▸ Exercise instructions
Locate all lines in the data below that hold "label" and show them.

▬▬▬

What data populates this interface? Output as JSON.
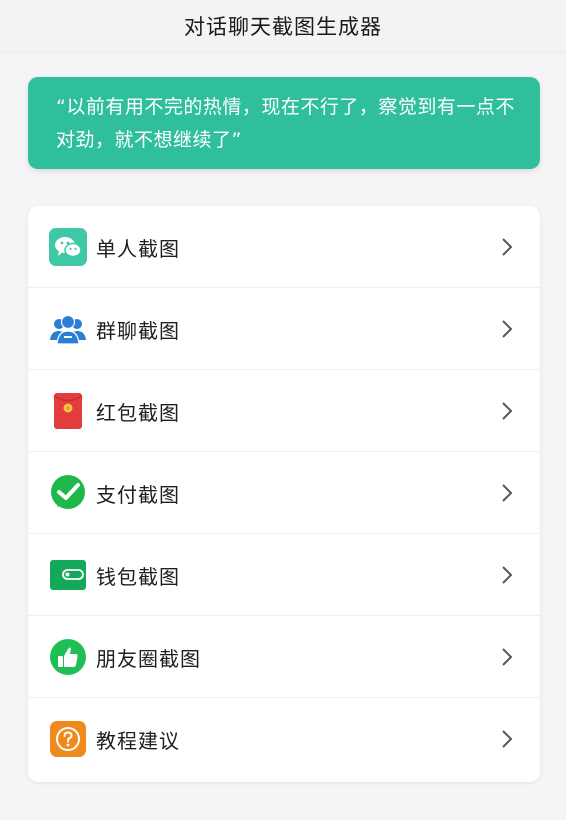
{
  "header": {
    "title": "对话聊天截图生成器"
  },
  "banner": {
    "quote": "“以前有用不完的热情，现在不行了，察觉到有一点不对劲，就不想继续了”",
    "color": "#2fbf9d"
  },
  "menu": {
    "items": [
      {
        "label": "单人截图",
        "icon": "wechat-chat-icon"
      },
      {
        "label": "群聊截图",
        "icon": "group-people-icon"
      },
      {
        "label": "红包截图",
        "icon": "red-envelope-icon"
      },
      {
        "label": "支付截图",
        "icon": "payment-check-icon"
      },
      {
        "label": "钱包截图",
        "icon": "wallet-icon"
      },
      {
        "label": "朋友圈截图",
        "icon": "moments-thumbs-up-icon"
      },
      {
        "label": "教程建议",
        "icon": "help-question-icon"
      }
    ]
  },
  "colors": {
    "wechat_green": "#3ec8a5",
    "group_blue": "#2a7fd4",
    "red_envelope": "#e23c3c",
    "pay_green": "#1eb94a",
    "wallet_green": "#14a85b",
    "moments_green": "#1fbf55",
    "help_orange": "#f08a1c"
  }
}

▬▬▬

▸ Answer below
        "label": "单人截图",
        "label": "群聊截图",
        "label": "红包截图",
        "label": "支付截图",
        "label": "钱包截图",
        "label": "朋友圈截图",
        "label": "教程建议",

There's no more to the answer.